■ Written exercise:
Reproduce the records below in their entirety, character for character.
━━━━━━━━━━
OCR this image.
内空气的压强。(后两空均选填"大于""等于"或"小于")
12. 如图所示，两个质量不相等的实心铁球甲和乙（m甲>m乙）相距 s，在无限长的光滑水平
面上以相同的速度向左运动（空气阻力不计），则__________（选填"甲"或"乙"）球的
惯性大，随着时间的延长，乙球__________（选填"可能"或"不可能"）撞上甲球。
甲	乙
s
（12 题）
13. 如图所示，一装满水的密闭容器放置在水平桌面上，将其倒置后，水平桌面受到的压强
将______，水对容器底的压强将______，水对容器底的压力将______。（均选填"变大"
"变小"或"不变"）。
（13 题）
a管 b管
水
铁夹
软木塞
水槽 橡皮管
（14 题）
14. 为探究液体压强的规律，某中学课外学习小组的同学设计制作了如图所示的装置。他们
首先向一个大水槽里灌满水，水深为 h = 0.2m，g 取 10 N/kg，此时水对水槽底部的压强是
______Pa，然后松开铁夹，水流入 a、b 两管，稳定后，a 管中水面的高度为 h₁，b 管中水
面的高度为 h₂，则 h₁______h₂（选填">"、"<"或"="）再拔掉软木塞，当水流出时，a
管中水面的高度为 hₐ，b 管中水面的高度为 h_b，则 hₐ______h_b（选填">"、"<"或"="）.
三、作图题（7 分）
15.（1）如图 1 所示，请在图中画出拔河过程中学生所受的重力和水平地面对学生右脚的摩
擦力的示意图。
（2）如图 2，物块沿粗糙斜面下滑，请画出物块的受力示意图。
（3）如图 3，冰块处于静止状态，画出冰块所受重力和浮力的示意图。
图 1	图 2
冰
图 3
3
━━━━━━━━━━
■ Expected answer:
OCR this image.
内空气的压强。(后两空均选填"大于""等于"或"小于")
12. 如图所示，两个质量不相等的实心铁球甲和乙（m甲>m乙）相距 s，在无限长的光滑水平
面上以相同的速度向左运动（空气阻力不计），则__________（选填"甲"或"乙"）球的
惯性大，随着时间的延长，乙球__________（选填"可能"或"不可能"）撞上甲球。
甲	乙
s
（12 题）
13. 如图所示，一装满水的密闭容器放置在水平桌面上，将其倒置后，水平桌面受到的压强
将______，水对容器底的压强将______，水对容器底的压力将______。（均选填"变大"
"变小"或"不变"）。
（13 题）
a管 b管
水
铁夹
软木塞
水槽 橡皮管
（14 题）
14. 为探究液体压强的规律，某中学课外学习小组的同学设计制作了如图所示的装置。他们
首先向一个大水槽里灌满水，水深为 h = 0.2m，g 取 10 N/kg，此时水对水槽底部的压强是
______Pa，然后松开铁夹，水流入 a、b 两管，稳定后，a 管中水面的高度为 h₁，b 管中水
面的高度为 h₂，则 h₁______h₂（选填">"、"<"或"="）再拔掉软木塞，当水流出时，a
管中水面的高度为 hₐ，b 管中水面的高度为 h_b，则 hₐ______h_b（选填">"、"<"或"="）.
三、作图题（7 分）
15.（1）如图 1 所示，请在图中画出拔河过程中学生所受的重力和水平地面对学生右脚的摩
擦力的示意图。
（2）如图 2，物块沿粗糙斜面下滑，请画出物块的受力示意图。
（3）如图 3，冰块处于静止状态，画出冰块所受重力和浮力的示意图。
图 1	图 2
冰
图 3
3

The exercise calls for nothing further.